Figure dataset records
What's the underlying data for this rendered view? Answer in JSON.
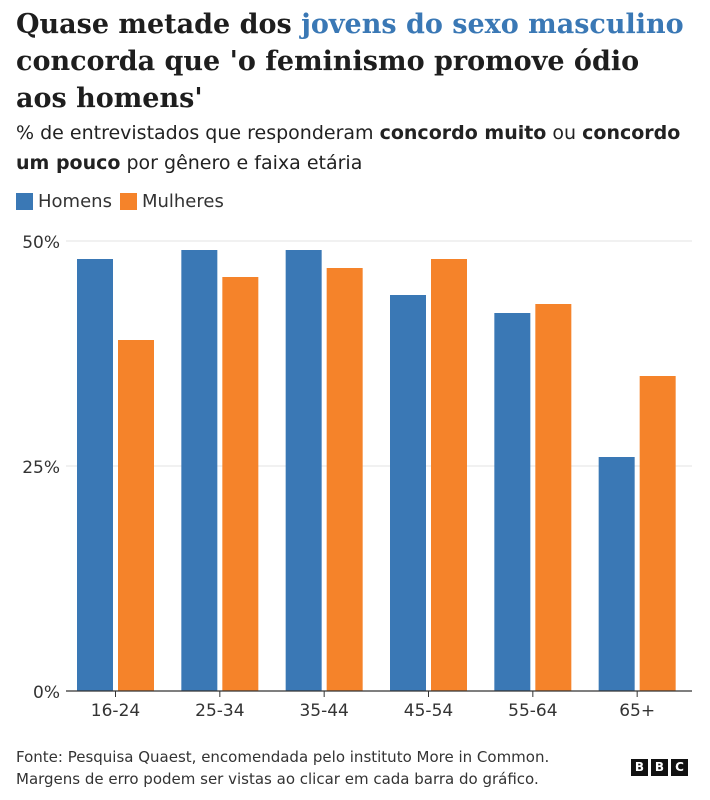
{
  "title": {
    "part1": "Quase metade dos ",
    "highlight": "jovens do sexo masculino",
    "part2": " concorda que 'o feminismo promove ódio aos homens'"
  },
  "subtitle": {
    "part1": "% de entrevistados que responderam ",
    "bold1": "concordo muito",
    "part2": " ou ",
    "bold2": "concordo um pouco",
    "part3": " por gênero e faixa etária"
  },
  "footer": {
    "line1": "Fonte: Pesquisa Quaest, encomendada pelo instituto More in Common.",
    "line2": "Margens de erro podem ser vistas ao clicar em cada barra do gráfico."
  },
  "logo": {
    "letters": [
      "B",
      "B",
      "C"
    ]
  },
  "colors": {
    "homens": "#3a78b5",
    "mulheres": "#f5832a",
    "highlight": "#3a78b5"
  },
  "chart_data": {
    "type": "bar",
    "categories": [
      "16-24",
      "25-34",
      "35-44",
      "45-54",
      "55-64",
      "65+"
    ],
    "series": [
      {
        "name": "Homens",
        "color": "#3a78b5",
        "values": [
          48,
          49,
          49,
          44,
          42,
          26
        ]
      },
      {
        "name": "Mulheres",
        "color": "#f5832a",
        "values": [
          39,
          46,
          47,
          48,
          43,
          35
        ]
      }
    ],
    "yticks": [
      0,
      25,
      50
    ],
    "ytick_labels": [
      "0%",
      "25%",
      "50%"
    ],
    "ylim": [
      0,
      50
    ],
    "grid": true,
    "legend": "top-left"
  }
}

* PROBLEM TO WORK ON *
Every record must be copied exactly, with the pictures left out.

* REPLY *
What's the underlying data for this rendered view? Answer in JSON.
{
  "title": {
    "part1": "Quase metade dos ",
    "highlight": "jovens do sexo masculino",
    "part2": " concorda que 'o feminismo promove ódio aos homens'"
  },
  "subtitle": {
    "part1": "% de entrevistados que responderam ",
    "bold1": "concordo muito",
    "part2": " ou ",
    "bold2": "concordo um pouco",
    "part3": " por gênero e faixa etária"
  },
  "footer": {
    "line1": "Fonte: Pesquisa Quaest, encomendada pelo instituto More in Common.",
    "line2": "Margens de erro podem ser vistas ao clicar em cada barra do gráfico."
  },
  "logo": {
    "letters": [
      "B",
      "B",
      "C"
    ]
  },
  "colors": {
    "homens": "#3a78b5",
    "mulheres": "#f5832a",
    "highlight": "#3a78b5"
  },
  "chart_data": {
    "type": "bar",
    "categories": [
      "16-24",
      "25-34",
      "35-44",
      "45-54",
      "55-64",
      "65+"
    ],
    "series": [
      {
        "name": "Homens",
        "color": "#3a78b5",
        "values": [
          48,
          49,
          49,
          44,
          42,
          26
        ]
      },
      {
        "name": "Mulheres",
        "color": "#f5832a",
        "values": [
          39,
          46,
          47,
          48,
          43,
          35
        ]
      }
    ],
    "yticks": [
      0,
      25,
      50
    ],
    "ytick_labels": [
      "0%",
      "25%",
      "50%"
    ],
    "ylim": [
      0,
      50
    ],
    "grid": true,
    "legend": "top-left"
  }
}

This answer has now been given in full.